§ **Input rows**:
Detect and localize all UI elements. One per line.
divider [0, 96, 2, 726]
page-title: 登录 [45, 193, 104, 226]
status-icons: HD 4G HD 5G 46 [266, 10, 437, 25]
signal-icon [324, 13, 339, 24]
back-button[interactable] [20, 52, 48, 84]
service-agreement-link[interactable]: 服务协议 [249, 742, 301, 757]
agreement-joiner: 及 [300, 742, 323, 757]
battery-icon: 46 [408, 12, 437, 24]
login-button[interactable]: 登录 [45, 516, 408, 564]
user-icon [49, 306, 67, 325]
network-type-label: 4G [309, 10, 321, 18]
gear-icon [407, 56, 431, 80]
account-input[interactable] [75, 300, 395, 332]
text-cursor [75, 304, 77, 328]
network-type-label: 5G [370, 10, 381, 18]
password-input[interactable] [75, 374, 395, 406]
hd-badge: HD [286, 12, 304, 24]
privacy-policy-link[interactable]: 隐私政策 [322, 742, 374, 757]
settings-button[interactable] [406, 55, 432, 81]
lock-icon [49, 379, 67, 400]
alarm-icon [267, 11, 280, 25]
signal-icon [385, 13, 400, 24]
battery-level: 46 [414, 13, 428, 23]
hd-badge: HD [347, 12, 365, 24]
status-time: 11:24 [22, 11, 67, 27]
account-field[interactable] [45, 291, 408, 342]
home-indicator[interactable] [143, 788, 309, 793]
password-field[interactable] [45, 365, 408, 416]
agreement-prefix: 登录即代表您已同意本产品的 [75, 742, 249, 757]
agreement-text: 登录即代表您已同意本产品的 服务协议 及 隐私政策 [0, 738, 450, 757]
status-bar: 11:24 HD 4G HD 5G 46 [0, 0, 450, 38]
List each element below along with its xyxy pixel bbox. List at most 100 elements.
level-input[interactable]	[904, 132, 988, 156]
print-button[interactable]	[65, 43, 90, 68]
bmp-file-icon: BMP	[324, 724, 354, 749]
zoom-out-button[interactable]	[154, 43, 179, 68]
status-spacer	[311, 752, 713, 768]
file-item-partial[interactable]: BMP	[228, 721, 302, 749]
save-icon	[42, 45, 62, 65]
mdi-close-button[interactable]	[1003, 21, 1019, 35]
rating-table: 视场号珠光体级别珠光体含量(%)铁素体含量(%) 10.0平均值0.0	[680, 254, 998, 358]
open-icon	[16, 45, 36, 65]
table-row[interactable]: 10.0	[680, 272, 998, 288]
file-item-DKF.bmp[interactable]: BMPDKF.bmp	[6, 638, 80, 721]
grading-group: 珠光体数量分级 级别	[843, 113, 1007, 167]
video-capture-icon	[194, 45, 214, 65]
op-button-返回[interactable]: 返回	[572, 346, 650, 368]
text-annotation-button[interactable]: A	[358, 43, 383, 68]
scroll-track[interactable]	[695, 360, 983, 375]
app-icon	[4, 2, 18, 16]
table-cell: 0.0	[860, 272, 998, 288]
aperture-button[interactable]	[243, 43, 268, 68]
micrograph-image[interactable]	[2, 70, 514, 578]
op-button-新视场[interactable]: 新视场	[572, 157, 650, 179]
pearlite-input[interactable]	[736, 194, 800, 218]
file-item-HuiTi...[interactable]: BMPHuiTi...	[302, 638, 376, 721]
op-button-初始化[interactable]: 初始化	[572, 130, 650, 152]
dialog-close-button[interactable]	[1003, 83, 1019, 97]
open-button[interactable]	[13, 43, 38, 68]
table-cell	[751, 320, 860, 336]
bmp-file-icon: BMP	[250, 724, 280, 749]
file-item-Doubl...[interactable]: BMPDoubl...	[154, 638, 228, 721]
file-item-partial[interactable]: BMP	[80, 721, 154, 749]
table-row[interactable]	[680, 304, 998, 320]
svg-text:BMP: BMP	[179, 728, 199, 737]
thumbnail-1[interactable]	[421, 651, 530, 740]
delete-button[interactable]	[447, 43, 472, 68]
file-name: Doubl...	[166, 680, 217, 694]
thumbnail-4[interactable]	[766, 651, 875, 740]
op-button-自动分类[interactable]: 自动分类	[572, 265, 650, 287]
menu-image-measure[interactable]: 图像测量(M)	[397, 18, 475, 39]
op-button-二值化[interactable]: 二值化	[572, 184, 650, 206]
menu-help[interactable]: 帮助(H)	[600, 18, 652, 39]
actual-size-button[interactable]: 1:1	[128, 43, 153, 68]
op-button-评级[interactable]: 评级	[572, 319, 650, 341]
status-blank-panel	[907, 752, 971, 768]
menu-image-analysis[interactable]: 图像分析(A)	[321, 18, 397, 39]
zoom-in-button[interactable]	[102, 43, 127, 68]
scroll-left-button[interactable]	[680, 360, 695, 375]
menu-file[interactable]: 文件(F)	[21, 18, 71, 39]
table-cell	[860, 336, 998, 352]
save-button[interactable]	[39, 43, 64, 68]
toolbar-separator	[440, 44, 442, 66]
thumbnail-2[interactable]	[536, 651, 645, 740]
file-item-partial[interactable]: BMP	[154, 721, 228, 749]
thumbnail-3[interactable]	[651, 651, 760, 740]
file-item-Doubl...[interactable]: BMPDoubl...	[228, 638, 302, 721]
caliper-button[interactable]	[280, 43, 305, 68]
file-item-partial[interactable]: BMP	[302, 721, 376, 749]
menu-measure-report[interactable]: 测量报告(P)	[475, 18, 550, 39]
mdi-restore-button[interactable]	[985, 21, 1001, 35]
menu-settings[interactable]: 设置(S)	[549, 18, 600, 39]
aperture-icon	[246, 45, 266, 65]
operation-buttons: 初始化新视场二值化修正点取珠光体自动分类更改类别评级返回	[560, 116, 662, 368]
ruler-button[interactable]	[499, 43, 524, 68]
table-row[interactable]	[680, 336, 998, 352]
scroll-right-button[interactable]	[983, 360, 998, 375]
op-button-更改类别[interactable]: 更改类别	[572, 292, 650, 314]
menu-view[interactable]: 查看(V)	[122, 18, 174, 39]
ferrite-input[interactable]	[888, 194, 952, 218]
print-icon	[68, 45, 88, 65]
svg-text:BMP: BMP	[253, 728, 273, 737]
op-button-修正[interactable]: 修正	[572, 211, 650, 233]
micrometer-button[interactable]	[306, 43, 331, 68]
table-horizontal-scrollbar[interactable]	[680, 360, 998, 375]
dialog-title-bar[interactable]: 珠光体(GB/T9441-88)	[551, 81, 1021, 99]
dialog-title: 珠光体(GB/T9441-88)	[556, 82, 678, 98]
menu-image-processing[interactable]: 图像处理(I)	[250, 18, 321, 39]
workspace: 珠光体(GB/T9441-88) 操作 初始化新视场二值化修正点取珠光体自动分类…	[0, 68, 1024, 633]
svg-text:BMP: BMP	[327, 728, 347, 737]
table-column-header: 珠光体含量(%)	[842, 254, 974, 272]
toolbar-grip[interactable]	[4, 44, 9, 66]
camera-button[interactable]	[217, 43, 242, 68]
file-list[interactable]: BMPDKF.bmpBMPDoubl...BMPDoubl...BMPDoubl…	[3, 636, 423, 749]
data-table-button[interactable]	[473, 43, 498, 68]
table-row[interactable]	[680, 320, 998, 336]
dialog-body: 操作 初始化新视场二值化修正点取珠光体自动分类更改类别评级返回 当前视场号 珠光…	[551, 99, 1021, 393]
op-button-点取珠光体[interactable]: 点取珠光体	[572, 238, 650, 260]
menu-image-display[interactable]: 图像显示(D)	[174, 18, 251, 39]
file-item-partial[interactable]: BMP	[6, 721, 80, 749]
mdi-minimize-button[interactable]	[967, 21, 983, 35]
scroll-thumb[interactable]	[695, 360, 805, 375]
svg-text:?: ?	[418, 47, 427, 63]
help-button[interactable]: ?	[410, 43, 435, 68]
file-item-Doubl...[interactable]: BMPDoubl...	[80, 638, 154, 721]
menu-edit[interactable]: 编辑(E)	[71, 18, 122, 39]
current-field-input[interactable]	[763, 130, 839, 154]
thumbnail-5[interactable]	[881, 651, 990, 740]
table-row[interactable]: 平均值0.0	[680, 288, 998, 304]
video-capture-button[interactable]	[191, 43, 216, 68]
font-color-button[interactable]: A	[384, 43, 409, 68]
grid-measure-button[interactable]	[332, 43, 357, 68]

§ **Exercise aim**: Convert the rows, from the first line up to and including the line with "text-cursor [75, 304, 77, 328]", into a Markdown table with the columns Number and Line. Leave out any blank lines.

§ **Output below**:
| Number | Line |
|---|---|
| 1 | Detect and localize all UI elements. One per line. |
| 2 | divider [0, 96, 2, 726] |
| 3 | page-title: 登录 [45, 193, 104, 226] |
| 4 | status-icons: HD 4G HD 5G 46 [266, 10, 437, 25] |
| 5 | signal-icon [324, 13, 339, 24] |
| 6 | back-button[interactable] [20, 52, 48, 84] |
| 7 | service-agreement-link[interactable]: 服务协议 [249, 742, 301, 757] |
| 8 | agreement-joiner: 及 [300, 742, 323, 757] |
| 9 | battery-icon: 46 [408, 12, 437, 24] |
| 10 | login-button[interactable]: 登录 [45, 516, 408, 564] |
| 11 | user-icon [49, 306, 67, 325] |
| 12 | network-type-label: 4G [309, 10, 321, 18] |
| 13 | gear-icon [407, 56, 431, 80] |
| 14 | account-input[interactable] [75, 300, 395, 332] |
| 15 | text-cursor [75, 304, 77, 328] |